## 原文节选

视网膜组织对低氧非常敏感,多种视网膜疾病(青光眼、黄斑变性、视网膜中央静脉阻塞、糖尿病性视网膜病变等)的病程发生发展过程中均有缺血缺氧的表现。研究发现:在病理状态下(低氧,高眼压,炎症等),视网膜组织内谷氨酸浓度显著增加,产生细胞毒性作用,从而引神经细胞损伤、坏死。而视网膜上的Müller细胞则应急激活,细胞增大伸长,进入视神经纤维层,包裹RGCs胞体;并释放一些神经营养因子,如睫状神经生长因子、血管内皮生长因子等,激活其下游靶点,从而保护视网膜各类细胞免受或减轻损伤。
腺苷A2A受体已被证实能够影响诸如缺氧性、缺血性、感染性以及变态反应性疾病等一系列疾病的发病过程。在中枢神经系统,A2AR高表达于胶质细胞、巨噬细胞及神经元。近几年来,A2AR拮抗剂在CNS疾病(帕金森病、阿尔茨海默病等)中的神经保护作用得到广泛关注。目前研究认为其作用在于:A2AR拮抗剂可抑制胶质细胞对谷氨酸的释放,调整k+的浓度,水的转运的方面从而保护神经元。我们实验也发现A2AR拮抗剂(SCH442416===2-(2-以呋喃)-7-【3-(4-甲氧基苯基丙酮)丙基】-7H-吡唑【4,3-e】【1,2,4】三唑【1,5-c】嘧啶-5-胺)可上调Müller细胞上谷氨酰胺合成酶、谷氨酸转运体、水通道蛋白-4、内流性K+通道4.1等蛋白的表达,从而保护视网膜神经节细胞,其结构式如下所示:
目前治疗视网膜疾病采用的治疗手段是:玻璃体切割术,眼底激光光凝术、玻璃体腔注药术。这些治疗手段均存在不同程度的手术风险和术后并发症。因此,我们拟采用眼部滴眼液的方式治疗视网膜疾病。总所周知,眼部滴眼液由于眨眼,眼球运动,角膜的屏障作用,不利于药物进入眼内。

[数据集条目]
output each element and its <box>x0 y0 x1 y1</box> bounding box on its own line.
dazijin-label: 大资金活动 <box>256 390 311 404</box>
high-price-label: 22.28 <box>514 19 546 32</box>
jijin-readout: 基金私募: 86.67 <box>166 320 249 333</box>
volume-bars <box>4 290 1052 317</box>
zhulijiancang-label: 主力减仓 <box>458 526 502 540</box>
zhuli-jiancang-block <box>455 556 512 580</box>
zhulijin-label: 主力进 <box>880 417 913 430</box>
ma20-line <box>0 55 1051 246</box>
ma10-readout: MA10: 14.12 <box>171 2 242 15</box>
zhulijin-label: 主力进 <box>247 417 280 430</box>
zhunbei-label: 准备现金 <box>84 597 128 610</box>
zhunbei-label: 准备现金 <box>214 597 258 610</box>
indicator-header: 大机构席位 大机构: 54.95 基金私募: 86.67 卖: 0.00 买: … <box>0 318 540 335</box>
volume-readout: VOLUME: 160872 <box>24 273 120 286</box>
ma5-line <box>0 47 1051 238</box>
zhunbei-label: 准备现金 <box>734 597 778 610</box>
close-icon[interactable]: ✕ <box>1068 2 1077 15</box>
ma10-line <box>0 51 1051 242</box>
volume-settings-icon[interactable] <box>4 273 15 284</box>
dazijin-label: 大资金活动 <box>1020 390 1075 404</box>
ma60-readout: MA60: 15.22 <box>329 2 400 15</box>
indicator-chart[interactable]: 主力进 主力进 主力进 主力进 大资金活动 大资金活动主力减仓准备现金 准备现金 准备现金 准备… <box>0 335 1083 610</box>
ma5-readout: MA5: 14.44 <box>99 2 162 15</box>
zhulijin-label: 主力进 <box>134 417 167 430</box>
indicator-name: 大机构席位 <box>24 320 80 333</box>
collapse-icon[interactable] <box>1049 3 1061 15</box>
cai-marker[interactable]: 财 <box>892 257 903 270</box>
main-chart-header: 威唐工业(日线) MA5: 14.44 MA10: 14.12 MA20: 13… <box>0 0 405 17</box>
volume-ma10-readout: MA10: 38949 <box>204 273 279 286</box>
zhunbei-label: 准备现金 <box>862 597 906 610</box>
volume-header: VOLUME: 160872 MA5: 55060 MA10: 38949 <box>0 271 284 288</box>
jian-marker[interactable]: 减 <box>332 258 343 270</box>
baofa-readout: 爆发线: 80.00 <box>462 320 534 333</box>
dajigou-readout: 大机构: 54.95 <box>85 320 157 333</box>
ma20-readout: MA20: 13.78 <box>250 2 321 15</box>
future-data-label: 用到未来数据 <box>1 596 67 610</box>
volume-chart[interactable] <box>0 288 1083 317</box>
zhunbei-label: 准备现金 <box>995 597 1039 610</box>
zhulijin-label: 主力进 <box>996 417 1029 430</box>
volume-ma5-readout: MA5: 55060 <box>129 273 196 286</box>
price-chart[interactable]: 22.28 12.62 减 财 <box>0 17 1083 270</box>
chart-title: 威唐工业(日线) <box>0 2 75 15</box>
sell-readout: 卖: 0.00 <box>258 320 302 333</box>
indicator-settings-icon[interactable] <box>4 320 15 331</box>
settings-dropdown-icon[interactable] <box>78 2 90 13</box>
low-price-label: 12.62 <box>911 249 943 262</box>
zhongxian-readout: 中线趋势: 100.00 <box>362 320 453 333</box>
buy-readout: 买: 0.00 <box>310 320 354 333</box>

## 任务要求
将上文关于视网膜疾病治疗的原文中，从“腺苷A2A受体已被证实能够影”起、至“障作用,不利于药物进入眼内。”止的部分一字不差地照录下来。

## 参考答案
腺苷A2A受体已被证实能够影响诸如缺氧性、缺血性、感染性以及变态反应性疾病等一系列疾病的发病过程。在中枢神经系统,A2AR高表达于胶质细胞、巨噬细胞及神经元。近几年来,A2AR拮抗剂在CNS疾病(帕金森病、阿尔茨海默病等)中的神经保护作用得到广泛关注。目前研究认为其作用在于:A2AR拮抗剂可抑制胶质细胞对谷氨酸的释放,调整k+的浓度,水的转运的方面从而保护神经元。我们实验也发现A2AR拮抗剂(SCH442416===2-(2-以呋喃)-7-【3-(4-甲氧基苯基丙酮)丙基】-7H-吡唑【4,3-e】【1,2,4】三唑【1,5-c】嘧啶-5-胺)可上调Müller细胞上谷氨酰胺合成酶、谷氨酸转运体、水通道蛋白-4、内流性K+通道4.1等蛋白的表达,从而保护视网膜神经节细胞,其结构式如下所示:
目前治疗视网膜疾病采用的治疗手段是:玻璃体切割术,眼底激光光凝术、玻璃体腔注药术。这些治疗手段均存在不同程度的手术风险和术后并发症。因此,我们拟采用眼部滴眼液的方式治疗视网膜疾病。总所周知,眼部滴眼液由于眨眼,眼球运动,角膜的屏障作用,不利于药物进入眼内。